▶ OBJECTIVE:
Filter the entries below, keeping every line that has the word "guest".

▶ MATERIAL SUPPLIED:

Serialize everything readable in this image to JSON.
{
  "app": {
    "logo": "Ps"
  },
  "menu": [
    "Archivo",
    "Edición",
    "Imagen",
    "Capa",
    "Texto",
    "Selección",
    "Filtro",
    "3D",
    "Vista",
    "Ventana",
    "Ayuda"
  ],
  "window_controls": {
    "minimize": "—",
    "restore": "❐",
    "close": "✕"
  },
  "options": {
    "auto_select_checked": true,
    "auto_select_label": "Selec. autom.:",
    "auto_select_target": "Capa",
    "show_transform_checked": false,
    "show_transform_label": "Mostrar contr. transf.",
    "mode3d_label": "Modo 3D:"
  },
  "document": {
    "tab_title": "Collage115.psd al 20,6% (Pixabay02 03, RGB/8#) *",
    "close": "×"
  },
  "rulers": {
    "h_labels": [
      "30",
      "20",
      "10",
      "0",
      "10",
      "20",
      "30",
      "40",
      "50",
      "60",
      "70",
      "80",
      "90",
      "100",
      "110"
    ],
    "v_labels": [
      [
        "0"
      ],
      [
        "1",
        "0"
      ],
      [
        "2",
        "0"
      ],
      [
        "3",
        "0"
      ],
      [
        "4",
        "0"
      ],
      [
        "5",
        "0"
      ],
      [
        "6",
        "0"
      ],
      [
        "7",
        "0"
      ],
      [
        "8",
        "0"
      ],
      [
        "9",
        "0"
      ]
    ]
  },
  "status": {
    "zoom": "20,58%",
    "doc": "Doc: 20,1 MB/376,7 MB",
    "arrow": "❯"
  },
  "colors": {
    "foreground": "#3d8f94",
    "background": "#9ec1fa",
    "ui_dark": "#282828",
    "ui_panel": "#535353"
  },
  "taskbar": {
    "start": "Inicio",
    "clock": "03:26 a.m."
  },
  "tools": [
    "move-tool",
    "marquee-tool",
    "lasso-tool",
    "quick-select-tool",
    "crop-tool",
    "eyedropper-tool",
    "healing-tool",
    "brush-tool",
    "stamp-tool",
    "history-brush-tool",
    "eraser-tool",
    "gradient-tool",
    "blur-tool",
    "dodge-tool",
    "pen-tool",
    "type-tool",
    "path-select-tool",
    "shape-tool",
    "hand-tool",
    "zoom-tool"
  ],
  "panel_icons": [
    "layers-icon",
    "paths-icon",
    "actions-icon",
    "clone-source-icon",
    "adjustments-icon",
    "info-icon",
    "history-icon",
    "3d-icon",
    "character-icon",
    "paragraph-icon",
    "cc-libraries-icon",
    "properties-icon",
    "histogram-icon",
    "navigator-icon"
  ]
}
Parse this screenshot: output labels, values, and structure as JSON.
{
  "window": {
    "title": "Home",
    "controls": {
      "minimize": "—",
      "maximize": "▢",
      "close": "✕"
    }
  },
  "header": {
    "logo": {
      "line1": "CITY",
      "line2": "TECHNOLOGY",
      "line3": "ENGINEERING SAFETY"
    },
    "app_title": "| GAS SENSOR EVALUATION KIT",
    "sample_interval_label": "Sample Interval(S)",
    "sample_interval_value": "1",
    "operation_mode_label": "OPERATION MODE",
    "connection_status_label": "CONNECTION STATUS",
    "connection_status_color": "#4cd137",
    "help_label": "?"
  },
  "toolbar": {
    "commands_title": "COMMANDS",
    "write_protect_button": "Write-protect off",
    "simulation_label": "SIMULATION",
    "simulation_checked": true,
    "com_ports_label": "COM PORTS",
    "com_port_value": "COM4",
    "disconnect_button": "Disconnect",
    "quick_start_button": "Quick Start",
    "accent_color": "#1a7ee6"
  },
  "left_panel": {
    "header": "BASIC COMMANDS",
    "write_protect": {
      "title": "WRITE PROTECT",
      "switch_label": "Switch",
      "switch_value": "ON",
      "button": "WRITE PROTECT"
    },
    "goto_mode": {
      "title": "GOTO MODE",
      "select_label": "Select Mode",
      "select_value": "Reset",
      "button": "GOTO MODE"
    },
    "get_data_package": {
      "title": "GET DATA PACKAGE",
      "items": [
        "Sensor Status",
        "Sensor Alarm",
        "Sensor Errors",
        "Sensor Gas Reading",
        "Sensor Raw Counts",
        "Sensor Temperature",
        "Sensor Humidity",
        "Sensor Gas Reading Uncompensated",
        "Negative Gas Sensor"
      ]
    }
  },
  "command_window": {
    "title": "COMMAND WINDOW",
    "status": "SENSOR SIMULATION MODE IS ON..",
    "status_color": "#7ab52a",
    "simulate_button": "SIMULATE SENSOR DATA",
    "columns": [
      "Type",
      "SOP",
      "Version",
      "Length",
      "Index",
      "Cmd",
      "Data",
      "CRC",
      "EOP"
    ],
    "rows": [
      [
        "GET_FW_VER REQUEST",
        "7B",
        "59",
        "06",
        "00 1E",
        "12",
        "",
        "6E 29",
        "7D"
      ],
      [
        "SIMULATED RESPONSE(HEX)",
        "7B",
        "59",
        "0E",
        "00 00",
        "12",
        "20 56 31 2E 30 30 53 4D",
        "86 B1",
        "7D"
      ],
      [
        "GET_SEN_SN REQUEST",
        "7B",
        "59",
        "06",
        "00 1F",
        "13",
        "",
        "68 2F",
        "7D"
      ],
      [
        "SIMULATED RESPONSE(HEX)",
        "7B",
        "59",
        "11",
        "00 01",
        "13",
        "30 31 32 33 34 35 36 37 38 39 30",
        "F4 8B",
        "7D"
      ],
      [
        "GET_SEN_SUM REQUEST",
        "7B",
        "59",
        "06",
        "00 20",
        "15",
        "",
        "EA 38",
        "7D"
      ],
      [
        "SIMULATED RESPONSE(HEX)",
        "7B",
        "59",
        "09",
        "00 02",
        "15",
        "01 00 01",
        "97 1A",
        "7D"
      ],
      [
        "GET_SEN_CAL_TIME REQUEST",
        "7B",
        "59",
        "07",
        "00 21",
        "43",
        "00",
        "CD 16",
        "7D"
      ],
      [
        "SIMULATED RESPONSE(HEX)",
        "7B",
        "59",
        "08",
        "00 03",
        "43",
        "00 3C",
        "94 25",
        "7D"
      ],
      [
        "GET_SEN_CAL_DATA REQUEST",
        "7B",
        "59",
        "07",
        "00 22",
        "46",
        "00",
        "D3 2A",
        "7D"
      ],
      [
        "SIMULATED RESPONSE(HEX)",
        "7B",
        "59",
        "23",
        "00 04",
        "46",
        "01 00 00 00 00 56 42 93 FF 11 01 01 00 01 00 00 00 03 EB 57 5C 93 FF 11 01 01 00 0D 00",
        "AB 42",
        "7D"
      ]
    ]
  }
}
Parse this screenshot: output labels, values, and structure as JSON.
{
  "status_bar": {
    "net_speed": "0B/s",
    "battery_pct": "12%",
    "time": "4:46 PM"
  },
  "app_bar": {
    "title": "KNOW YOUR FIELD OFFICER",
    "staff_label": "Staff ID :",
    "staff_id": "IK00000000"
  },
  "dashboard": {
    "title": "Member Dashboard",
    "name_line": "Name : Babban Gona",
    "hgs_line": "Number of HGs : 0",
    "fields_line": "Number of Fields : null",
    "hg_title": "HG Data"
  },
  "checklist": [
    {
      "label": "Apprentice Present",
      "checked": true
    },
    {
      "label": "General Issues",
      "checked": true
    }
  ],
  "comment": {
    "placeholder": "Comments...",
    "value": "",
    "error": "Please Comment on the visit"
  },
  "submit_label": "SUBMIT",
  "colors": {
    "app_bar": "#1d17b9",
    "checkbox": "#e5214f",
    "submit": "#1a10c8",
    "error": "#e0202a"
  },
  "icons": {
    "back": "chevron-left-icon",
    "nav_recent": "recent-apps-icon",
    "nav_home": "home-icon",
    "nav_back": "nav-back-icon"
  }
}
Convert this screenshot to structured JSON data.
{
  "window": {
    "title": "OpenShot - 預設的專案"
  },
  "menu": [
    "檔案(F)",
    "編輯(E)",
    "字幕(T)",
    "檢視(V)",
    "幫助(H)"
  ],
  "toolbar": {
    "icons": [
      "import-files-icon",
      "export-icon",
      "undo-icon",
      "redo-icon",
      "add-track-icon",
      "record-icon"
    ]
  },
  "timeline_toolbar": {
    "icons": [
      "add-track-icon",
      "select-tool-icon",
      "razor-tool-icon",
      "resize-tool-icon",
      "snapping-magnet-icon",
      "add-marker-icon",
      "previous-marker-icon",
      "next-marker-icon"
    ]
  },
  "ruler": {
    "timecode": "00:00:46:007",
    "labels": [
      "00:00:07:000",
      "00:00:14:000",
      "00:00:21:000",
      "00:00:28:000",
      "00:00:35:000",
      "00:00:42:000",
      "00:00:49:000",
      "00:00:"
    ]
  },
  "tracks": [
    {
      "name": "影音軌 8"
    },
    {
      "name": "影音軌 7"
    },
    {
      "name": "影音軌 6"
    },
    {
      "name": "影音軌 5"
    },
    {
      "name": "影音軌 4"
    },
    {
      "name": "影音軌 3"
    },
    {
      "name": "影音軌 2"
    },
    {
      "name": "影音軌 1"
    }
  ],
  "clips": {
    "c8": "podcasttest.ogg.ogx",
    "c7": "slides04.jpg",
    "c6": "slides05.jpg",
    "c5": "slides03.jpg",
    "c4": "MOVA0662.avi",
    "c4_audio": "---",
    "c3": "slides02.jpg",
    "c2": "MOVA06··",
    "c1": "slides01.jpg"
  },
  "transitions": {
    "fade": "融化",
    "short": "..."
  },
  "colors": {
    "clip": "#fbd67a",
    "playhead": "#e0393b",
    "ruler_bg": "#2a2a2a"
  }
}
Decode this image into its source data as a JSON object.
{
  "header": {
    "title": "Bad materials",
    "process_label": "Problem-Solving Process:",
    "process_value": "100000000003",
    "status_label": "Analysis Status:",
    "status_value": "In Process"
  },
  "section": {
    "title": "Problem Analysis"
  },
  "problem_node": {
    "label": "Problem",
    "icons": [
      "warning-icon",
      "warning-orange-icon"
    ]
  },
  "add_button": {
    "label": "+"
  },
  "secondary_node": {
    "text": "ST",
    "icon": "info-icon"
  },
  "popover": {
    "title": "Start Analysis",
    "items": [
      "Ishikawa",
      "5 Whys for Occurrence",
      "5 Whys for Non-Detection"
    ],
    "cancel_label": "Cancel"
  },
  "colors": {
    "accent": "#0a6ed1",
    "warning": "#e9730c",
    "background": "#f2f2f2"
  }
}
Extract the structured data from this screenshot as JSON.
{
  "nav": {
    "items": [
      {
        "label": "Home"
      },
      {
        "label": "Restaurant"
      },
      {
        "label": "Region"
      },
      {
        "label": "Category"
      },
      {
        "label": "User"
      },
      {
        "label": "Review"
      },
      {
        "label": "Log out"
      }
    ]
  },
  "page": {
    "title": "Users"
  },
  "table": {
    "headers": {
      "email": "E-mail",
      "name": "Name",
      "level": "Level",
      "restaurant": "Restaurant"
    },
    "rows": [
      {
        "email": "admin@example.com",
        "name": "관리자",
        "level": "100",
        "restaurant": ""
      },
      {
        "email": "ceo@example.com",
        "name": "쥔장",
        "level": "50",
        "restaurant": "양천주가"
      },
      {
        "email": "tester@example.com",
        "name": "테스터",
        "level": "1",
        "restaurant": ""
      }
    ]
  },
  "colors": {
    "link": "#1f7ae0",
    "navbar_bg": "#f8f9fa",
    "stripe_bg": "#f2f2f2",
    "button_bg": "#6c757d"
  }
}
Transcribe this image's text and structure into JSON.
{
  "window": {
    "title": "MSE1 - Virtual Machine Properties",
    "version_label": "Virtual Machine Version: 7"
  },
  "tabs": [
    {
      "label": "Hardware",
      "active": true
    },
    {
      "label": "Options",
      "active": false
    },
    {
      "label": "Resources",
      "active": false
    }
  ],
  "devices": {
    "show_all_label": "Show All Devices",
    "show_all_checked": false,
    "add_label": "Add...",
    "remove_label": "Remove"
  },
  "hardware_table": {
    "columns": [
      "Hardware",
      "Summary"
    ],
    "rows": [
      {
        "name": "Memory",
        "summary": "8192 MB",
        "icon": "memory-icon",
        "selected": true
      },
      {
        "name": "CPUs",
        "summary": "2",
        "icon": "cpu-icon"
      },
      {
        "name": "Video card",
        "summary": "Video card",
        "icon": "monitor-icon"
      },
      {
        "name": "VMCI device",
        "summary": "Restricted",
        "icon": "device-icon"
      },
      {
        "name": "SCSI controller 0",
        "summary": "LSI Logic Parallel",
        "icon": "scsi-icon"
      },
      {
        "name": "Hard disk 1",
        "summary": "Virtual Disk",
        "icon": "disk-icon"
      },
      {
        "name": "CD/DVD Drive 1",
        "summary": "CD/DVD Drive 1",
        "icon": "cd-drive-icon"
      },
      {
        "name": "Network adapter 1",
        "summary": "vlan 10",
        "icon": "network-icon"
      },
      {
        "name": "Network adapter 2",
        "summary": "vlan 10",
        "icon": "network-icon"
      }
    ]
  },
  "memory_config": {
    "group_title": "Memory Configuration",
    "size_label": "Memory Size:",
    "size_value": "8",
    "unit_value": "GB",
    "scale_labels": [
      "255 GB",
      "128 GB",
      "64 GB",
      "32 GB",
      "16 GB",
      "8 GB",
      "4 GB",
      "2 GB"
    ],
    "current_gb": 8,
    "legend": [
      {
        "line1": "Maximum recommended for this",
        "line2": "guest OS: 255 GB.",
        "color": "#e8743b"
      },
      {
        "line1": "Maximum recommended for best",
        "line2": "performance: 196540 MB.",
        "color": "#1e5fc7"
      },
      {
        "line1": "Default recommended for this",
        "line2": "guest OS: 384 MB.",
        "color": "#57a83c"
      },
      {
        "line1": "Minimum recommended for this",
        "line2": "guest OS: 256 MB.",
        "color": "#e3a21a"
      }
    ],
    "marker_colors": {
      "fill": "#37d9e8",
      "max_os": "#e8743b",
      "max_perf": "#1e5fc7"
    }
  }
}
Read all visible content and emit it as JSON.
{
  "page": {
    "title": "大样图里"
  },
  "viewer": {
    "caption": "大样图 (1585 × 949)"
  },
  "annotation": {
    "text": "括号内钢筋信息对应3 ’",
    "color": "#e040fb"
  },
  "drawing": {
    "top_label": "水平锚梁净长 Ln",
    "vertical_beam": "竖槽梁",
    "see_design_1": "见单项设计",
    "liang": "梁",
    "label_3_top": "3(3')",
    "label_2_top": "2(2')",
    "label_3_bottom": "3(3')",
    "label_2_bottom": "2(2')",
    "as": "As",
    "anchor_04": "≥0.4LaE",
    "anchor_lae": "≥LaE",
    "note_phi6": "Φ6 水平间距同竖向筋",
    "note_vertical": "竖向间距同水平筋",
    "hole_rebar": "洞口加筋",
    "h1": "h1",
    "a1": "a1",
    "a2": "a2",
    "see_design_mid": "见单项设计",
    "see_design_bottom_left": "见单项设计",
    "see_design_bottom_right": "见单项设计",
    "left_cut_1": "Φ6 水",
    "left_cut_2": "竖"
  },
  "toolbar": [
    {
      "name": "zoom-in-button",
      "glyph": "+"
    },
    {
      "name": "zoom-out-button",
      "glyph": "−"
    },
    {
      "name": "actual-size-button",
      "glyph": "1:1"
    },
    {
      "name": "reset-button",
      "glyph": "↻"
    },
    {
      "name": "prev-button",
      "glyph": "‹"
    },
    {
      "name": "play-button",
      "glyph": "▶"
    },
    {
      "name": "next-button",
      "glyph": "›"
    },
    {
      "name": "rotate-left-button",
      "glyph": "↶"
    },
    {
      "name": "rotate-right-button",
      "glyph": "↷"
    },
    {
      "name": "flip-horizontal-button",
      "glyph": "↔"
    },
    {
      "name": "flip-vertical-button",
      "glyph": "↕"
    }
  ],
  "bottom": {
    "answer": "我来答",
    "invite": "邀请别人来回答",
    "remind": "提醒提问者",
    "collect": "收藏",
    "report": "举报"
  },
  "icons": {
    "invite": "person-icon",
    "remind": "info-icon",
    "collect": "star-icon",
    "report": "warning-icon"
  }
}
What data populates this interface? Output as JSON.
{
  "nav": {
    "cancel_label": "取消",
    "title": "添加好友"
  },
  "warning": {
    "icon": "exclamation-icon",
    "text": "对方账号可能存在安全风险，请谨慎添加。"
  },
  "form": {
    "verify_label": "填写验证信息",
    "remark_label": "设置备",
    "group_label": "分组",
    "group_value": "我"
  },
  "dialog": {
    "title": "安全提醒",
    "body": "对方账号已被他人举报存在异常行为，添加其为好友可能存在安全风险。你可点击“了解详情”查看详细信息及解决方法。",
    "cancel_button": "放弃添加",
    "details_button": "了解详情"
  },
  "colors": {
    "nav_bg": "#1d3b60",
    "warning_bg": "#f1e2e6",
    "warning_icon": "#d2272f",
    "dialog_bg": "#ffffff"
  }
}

▶ TASK RESULT:
        "line2": "guest OS: 255 GB.",
        "line2": "guest OS: 384 MB.",
        "line2": "guest OS: 256 MB.",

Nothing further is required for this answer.